§ Records excerpted from a collection:
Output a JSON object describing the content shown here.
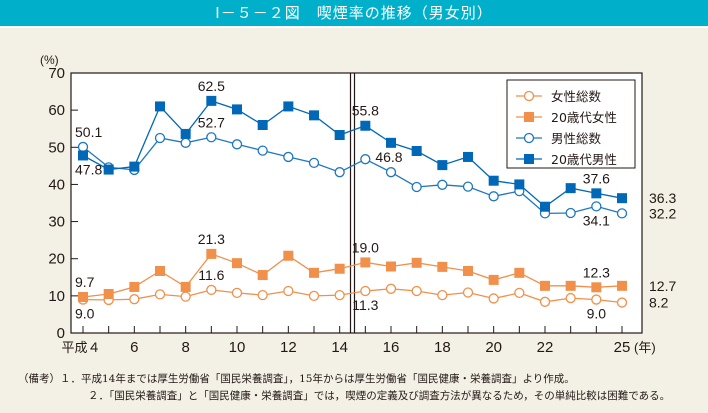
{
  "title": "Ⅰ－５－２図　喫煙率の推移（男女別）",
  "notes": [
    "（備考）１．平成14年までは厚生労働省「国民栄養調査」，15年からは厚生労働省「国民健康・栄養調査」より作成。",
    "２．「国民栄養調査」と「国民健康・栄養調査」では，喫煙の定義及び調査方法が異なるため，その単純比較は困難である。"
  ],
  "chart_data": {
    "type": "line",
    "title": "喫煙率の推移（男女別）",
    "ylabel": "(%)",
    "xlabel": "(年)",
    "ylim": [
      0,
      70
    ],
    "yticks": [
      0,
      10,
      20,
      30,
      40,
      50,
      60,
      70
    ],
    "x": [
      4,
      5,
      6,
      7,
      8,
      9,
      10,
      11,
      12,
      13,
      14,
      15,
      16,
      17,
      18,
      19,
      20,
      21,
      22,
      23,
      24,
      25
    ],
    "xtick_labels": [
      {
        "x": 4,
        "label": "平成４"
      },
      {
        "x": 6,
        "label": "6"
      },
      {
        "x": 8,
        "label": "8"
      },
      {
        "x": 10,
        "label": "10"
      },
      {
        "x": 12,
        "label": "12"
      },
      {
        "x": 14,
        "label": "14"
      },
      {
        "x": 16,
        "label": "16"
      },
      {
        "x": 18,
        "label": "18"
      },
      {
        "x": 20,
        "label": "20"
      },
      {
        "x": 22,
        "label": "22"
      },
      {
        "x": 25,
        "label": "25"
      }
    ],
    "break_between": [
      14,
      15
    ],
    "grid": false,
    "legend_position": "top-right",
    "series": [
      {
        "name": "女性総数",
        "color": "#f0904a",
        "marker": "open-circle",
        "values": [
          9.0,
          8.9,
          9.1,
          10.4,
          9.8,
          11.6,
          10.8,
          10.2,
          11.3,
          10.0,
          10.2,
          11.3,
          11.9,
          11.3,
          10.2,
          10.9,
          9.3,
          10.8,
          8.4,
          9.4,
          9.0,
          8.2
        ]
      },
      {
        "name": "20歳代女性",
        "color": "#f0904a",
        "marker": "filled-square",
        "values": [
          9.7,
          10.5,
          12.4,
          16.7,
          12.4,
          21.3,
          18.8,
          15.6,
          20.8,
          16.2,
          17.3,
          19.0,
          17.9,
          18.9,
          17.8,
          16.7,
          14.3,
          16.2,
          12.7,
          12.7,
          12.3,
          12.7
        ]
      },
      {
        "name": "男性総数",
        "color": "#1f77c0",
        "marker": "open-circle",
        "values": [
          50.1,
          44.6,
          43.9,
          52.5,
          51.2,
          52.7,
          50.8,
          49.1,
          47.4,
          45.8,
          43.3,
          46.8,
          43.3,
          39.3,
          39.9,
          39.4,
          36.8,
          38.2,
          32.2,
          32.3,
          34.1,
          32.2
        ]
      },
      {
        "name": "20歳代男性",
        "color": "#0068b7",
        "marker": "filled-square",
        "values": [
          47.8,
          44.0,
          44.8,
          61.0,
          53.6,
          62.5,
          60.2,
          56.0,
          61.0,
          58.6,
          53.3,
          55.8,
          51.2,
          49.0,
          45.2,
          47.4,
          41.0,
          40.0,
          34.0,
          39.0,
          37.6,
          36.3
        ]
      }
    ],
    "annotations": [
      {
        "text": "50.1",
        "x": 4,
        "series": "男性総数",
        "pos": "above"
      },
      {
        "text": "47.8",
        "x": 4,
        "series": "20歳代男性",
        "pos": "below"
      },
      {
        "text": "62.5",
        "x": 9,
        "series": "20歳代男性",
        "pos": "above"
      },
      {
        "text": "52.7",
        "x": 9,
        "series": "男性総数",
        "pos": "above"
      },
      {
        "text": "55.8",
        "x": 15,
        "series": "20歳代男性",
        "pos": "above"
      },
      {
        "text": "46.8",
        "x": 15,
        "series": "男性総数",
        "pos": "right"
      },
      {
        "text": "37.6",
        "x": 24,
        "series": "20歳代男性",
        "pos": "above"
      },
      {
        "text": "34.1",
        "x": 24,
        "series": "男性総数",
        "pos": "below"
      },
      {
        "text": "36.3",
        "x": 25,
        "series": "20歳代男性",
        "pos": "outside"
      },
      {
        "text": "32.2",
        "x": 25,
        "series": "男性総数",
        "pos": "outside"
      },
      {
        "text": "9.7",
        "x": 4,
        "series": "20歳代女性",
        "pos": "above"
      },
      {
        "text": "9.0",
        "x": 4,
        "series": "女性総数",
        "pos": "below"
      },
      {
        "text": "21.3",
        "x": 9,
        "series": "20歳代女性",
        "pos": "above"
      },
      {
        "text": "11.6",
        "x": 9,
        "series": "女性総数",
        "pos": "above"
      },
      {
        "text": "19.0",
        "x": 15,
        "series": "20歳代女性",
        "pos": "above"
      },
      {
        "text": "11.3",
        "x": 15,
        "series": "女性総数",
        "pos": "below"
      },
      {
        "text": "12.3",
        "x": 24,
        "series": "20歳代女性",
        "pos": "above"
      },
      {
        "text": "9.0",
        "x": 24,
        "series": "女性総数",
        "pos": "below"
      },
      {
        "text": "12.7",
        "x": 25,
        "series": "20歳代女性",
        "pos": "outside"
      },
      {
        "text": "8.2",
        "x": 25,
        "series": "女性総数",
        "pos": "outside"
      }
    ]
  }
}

§ What you are asked to do: Reproduce the full listing faithfully, but do not carry over any pictures.

§ Task solution:
Output a JSON object describing the content shown here.
{
  "title": "Ⅰ－５－２図　喫煙率の推移（男女別）",
  "notes": [
    "（備考）１．平成14年までは厚生労働省「国民栄養調査」，15年からは厚生労働省「国民健康・栄養調査」より作成。",
    "２．「国民栄養調査」と「国民健康・栄養調査」では，喫煙の定義及び調査方法が異なるため，その単純比較は困難である。"
  ],
  "chart_data": {
    "type": "line",
    "title": "喫煙率の推移（男女別）",
    "ylabel": "(%)",
    "xlabel": "(年)",
    "ylim": [
      0,
      70
    ],
    "yticks": [
      0,
      10,
      20,
      30,
      40,
      50,
      60,
      70
    ],
    "x": [
      4,
      5,
      6,
      7,
      8,
      9,
      10,
      11,
      12,
      13,
      14,
      15,
      16,
      17,
      18,
      19,
      20,
      21,
      22,
      23,
      24,
      25
    ],
    "xtick_labels": [
      {
        "x": 4,
        "label": "平成４"
      },
      {
        "x": 6,
        "label": "6"
      },
      {
        "x": 8,
        "label": "8"
      },
      {
        "x": 10,
        "label": "10"
      },
      {
        "x": 12,
        "label": "12"
      },
      {
        "x": 14,
        "label": "14"
      },
      {
        "x": 16,
        "label": "16"
      },
      {
        "x": 18,
        "label": "18"
      },
      {
        "x": 20,
        "label": "20"
      },
      {
        "x": 22,
        "label": "22"
      },
      {
        "x": 25,
        "label": "25"
      }
    ],
    "break_between": [
      14,
      15
    ],
    "grid": false,
    "legend_position": "top-right",
    "series": [
      {
        "name": "女性総数",
        "color": "#f0904a",
        "marker": "open-circle",
        "values": [
          9.0,
          8.9,
          9.1,
          10.4,
          9.8,
          11.6,
          10.8,
          10.2,
          11.3,
          10.0,
          10.2,
          11.3,
          11.9,
          11.3,
          10.2,
          10.9,
          9.3,
          10.8,
          8.4,
          9.4,
          9.0,
          8.2
        ]
      },
      {
        "name": "20歳代女性",
        "color": "#f0904a",
        "marker": "filled-square",
        "values": [
          9.7,
          10.5,
          12.4,
          16.7,
          12.4,
          21.3,
          18.8,
          15.6,
          20.8,
          16.2,
          17.3,
          19.0,
          17.9,
          18.9,
          17.8,
          16.7,
          14.3,
          16.2,
          12.7,
          12.7,
          12.3,
          12.7
        ]
      },
      {
        "name": "男性総数",
        "color": "#1f77c0",
        "marker": "open-circle",
        "values": [
          50.1,
          44.6,
          43.9,
          52.5,
          51.2,
          52.7,
          50.8,
          49.1,
          47.4,
          45.8,
          43.3,
          46.8,
          43.3,
          39.3,
          39.9,
          39.4,
          36.8,
          38.2,
          32.2,
          32.3,
          34.1,
          32.2
        ]
      },
      {
        "name": "20歳代男性",
        "color": "#0068b7",
        "marker": "filled-square",
        "values": [
          47.8,
          44.0,
          44.8,
          61.0,
          53.6,
          62.5,
          60.2,
          56.0,
          61.0,
          58.6,
          53.3,
          55.8,
          51.2,
          49.0,
          45.2,
          47.4,
          41.0,
          40.0,
          34.0,
          39.0,
          37.6,
          36.3
        ]
      }
    ],
    "annotations": [
      {
        "text": "50.1",
        "x": 4,
        "series": "男性総数",
        "pos": "above"
      },
      {
        "text": "47.8",
        "x": 4,
        "series": "20歳代男性",
        "pos": "below"
      },
      {
        "text": "62.5",
        "x": 9,
        "series": "20歳代男性",
        "pos": "above"
      },
      {
        "text": "52.7",
        "x": 9,
        "series": "男性総数",
        "pos": "above"
      },
      {
        "text": "55.8",
        "x": 15,
        "series": "20歳代男性",
        "pos": "above"
      },
      {
        "text": "46.8",
        "x": 15,
        "series": "男性総数",
        "pos": "right"
      },
      {
        "text": "37.6",
        "x": 24,
        "series": "20歳代男性",
        "pos": "above"
      },
      {
        "text": "34.1",
        "x": 24,
        "series": "男性総数",
        "pos": "below"
      },
      {
        "text": "36.3",
        "x": 25,
        "series": "20歳代男性",
        "pos": "outside"
      },
      {
        "text": "32.2",
        "x": 25,
        "series": "男性総数",
        "pos": "outside"
      },
      {
        "text": "9.7",
        "x": 4,
        "series": "20歳代女性",
        "pos": "above"
      },
      {
        "text": "9.0",
        "x": 4,
        "series": "女性総数",
        "pos": "below"
      },
      {
        "text": "21.3",
        "x": 9,
        "series": "20歳代女性",
        "pos": "above"
      },
      {
        "text": "11.6",
        "x": 9,
        "series": "女性総数",
        "pos": "above"
      },
      {
        "text": "19.0",
        "x": 15,
        "series": "20歳代女性",
        "pos": "above"
      },
      {
        "text": "11.3",
        "x": 15,
        "series": "女性総数",
        "pos": "below"
      },
      {
        "text": "12.3",
        "x": 24,
        "series": "20歳代女性",
        "pos": "above"
      },
      {
        "text": "9.0",
        "x": 24,
        "series": "女性総数",
        "pos": "below"
      },
      {
        "text": "12.7",
        "x": 25,
        "series": "20歳代女性",
        "pos": "outside"
      },
      {
        "text": "8.2",
        "x": 25,
        "series": "女性総数",
        "pos": "outside"
      }
    ]
  }
}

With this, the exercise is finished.